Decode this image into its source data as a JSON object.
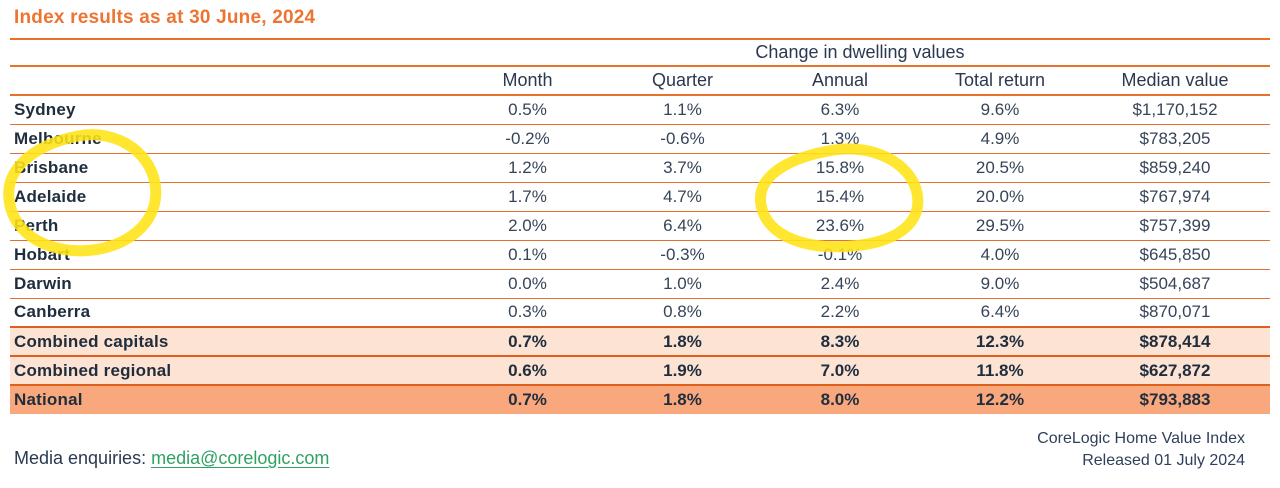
{
  "title": "Index results as at 30 June, 2024",
  "chart_data": {
    "type": "table",
    "title": "Index results as at 30 June, 2024",
    "group_header": "Change in dwelling values",
    "columns": [
      "Month",
      "Quarter",
      "Annual",
      "Total return",
      "Median value"
    ],
    "rows": [
      {
        "label": "Sydney",
        "values": [
          "0.5%",
          "1.1%",
          "6.3%",
          "9.6%",
          "$1,170,152"
        ],
        "emphasis": "plain"
      },
      {
        "label": "Melbourne",
        "values": [
          "-0.2%",
          "-0.6%",
          "1.3%",
          "4.9%",
          "$783,205"
        ],
        "emphasis": "plain"
      },
      {
        "label": "Brisbane",
        "values": [
          "1.2%",
          "3.7%",
          "15.8%",
          "20.5%",
          "$859,240"
        ],
        "emphasis": "plain"
      },
      {
        "label": "Adelaide",
        "values": [
          "1.7%",
          "4.7%",
          "15.4%",
          "20.0%",
          "$767,974"
        ],
        "emphasis": "plain"
      },
      {
        "label": "Perth",
        "values": [
          "2.0%",
          "6.4%",
          "23.6%",
          "29.5%",
          "$757,399"
        ],
        "emphasis": "plain"
      },
      {
        "label": "Hobart",
        "values": [
          "0.1%",
          "-0.3%",
          "-0.1%",
          "4.0%",
          "$645,850"
        ],
        "emphasis": "plain"
      },
      {
        "label": "Darwin",
        "values": [
          "0.0%",
          "1.0%",
          "2.4%",
          "9.0%",
          "$504,687"
        ],
        "emphasis": "plain"
      },
      {
        "label": "Canberra",
        "values": [
          "0.3%",
          "0.8%",
          "2.2%",
          "6.4%",
          "$870,071"
        ],
        "emphasis": "plain"
      },
      {
        "label": "Combined capitals",
        "values": [
          "0.7%",
          "1.8%",
          "8.3%",
          "12.3%",
          "$878,414"
        ],
        "emphasis": "subtotal"
      },
      {
        "label": "Combined regional",
        "values": [
          "0.6%",
          "1.9%",
          "7.0%",
          "11.8%",
          "$627,872"
        ],
        "emphasis": "subtotal"
      },
      {
        "label": "National",
        "values": [
          "0.7%",
          "1.8%",
          "8.0%",
          "12.2%",
          "$793,883"
        ],
        "emphasis": "total"
      }
    ]
  },
  "footer": {
    "media_label": "Media enquiries: ",
    "media_email": "media@corelogic.com",
    "source_line1": "CoreLogic Home Value Index",
    "source_line2": "Released 01 July 2024"
  },
  "annotations": {
    "marker_color": "#FFE414",
    "highlights": [
      "hand-drawn yellow marker ellipse around row labels Brisbane and Adelaide",
      "hand-drawn yellow marker ellipse around Annual values 15.8%, 15.4%, 23.6%"
    ]
  },
  "colors": {
    "title_orange": "#ED7431",
    "rule_orange": "#E8722C",
    "row_rule_orange": "#E4702F",
    "section_rule_orange": "#DD611C",
    "subtotal_bg": "#FCE3D3",
    "total_bg": "#F9A87D",
    "label_navy": "#1F2D3D",
    "value_slate": "#374458",
    "email_green": "#2FA263"
  }
}
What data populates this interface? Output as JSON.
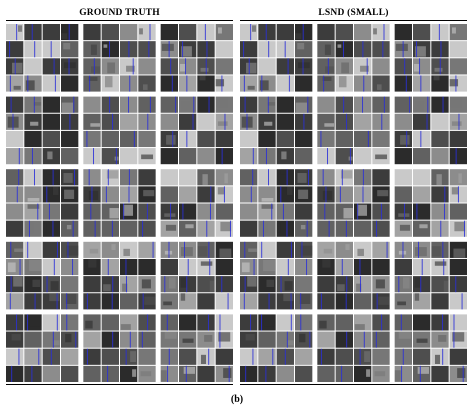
{
  "figure": {
    "caption": "(b)",
    "panels": [
      {
        "id": "left",
        "title": "GROUND TRUTH"
      },
      {
        "id": "right",
        "title": "LSND (SMALL)"
      }
    ],
    "mosaic": {
      "rows": 5,
      "columns": 3,
      "tile_grid": "4x4",
      "background": "#ffffff",
      "stripe_color": "#2a2fd8",
      "tile_tones": [
        "#2b2b2b",
        "#3c3c3c",
        "#4e4e4e",
        "#616161",
        "#777777",
        "#8c8c8c",
        "#a3a3a3",
        "#c9c9c9"
      ]
    }
  }
}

**TASK PROMPT:** Look through the records and gather each line with the word "Index".

**WRITTEN RESPONSE:**
  "title": "Index results as at 30 June, 2024",
    "title": "Index results as at 30 June, 2024",
    "source_line1": "CoreLogic Home Value Index",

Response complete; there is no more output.